WHAT IS NEEDED> Scan the listing below. Report each line that includes "législatives".

MATERIAL PROVIDED>
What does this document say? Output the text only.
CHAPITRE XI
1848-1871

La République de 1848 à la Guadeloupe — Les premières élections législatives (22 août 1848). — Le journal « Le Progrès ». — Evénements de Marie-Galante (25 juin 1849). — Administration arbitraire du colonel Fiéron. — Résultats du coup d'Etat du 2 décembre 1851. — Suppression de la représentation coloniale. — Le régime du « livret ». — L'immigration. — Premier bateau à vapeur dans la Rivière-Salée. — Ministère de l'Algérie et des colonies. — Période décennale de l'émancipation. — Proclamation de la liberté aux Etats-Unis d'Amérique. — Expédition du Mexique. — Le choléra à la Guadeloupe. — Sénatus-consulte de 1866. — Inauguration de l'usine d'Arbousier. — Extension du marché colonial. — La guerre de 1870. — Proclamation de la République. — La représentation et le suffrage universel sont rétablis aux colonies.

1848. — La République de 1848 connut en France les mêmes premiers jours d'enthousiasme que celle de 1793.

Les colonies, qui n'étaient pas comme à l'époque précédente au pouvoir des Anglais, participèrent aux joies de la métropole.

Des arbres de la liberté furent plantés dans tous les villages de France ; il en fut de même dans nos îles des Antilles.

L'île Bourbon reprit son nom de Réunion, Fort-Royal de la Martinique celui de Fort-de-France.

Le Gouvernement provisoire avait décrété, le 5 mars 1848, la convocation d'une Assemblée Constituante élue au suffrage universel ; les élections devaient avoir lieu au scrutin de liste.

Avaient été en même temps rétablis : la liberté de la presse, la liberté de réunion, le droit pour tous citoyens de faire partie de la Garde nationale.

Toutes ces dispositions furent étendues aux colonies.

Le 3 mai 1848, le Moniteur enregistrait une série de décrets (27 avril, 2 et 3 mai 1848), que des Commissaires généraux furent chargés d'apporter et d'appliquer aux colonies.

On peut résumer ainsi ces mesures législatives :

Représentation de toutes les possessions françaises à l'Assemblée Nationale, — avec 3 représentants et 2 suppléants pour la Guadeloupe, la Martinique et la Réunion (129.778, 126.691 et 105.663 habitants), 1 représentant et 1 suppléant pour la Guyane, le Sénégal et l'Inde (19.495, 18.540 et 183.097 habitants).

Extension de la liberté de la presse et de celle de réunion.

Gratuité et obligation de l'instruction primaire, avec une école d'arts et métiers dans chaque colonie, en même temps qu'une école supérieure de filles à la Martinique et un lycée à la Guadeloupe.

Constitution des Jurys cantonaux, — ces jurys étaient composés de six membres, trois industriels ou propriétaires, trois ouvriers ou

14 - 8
---
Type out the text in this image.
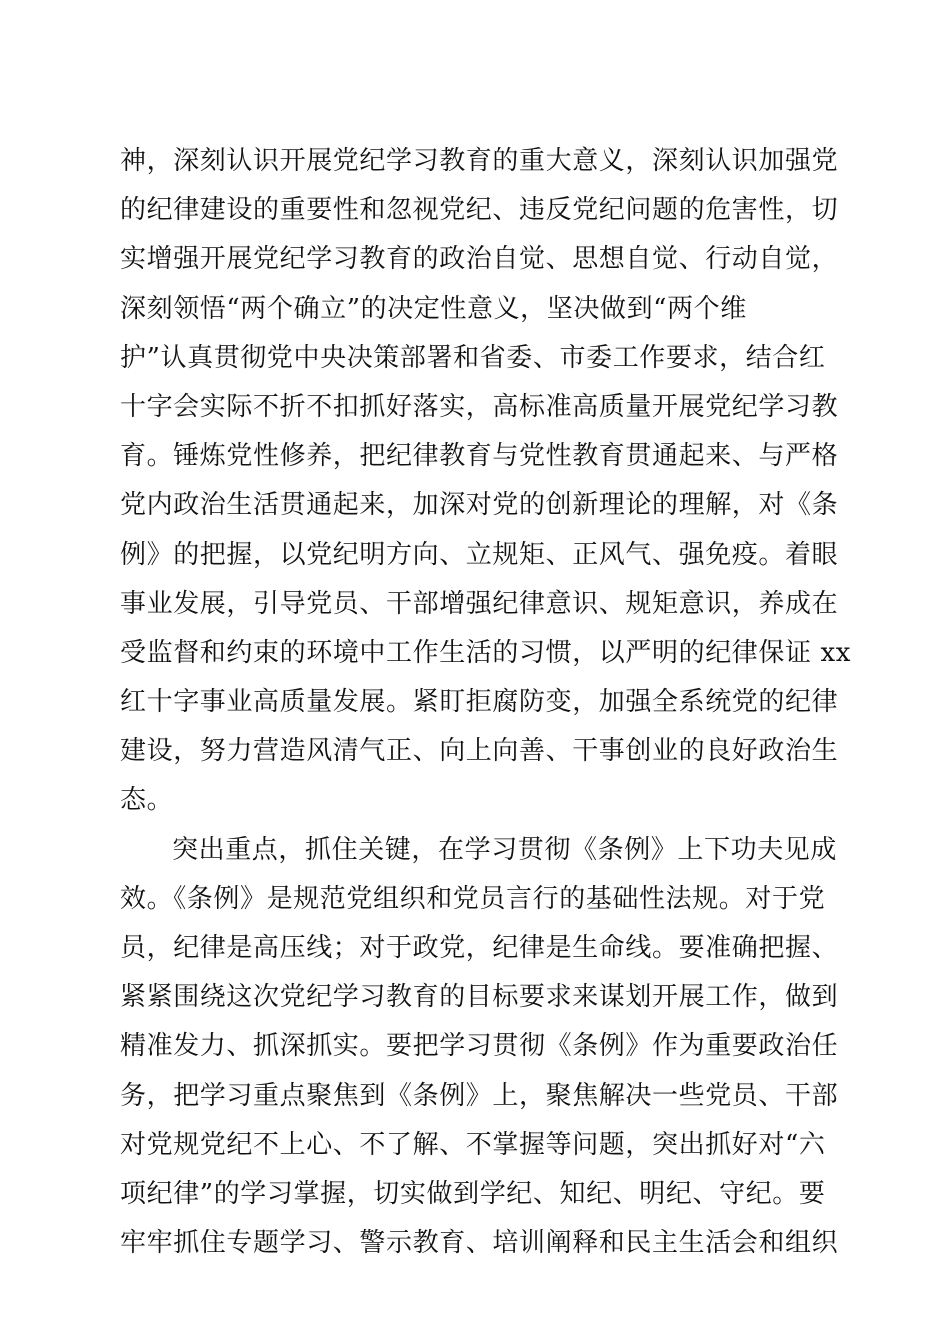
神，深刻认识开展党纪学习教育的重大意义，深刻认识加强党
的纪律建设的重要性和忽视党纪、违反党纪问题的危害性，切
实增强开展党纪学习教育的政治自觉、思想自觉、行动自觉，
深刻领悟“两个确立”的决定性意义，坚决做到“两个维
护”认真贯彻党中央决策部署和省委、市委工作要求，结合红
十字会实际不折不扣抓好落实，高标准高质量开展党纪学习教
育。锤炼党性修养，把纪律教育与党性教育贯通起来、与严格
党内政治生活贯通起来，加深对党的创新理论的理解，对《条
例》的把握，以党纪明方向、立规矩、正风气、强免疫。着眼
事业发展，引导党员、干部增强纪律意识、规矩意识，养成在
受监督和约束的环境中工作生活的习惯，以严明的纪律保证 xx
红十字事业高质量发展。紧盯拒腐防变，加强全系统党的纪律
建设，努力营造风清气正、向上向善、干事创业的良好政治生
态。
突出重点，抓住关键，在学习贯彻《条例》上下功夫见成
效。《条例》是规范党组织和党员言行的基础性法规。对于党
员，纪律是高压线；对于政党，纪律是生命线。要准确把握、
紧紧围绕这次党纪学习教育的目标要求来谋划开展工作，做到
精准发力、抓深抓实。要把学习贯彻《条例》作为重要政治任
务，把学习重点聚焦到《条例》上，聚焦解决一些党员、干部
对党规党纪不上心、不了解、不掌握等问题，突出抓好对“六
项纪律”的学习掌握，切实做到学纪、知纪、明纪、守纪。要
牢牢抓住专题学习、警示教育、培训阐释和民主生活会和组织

RESPONSE TO THIS EXERCISE>
La République de 1848 à la Guadeloupe — Les premières élections législatives (22 août 1848). — Le journal « Le Progrès ». — Evénements de Marie-Galante (25 juin 1849). — Administration arbitraire du colonel Fiéron. — Résultats du coup d'Etat du 2 décembre 1851. — Suppression de la représentation coloniale. — Le régime du « livret ». — L'immigration. — Premier bateau à vapeur dans la Rivière-Salée. — Ministère de l'Algérie et des colonies. — Période décennale de l'émancipation. — Proclamation de la liberté aux Etats-Unis d'Amérique. — Expédition du Mexique. — Le choléra à la Guadeloupe. — Sénatus-consulte de 1866. — Inauguration de l'usine d'Arbousier. — Extension du marché colonial. — La guerre de 1870. — Proclamation de la République. — La représentation et le suffrage universel sont rétablis aux colonies.
On peut résumer ainsi ces mesures législatives :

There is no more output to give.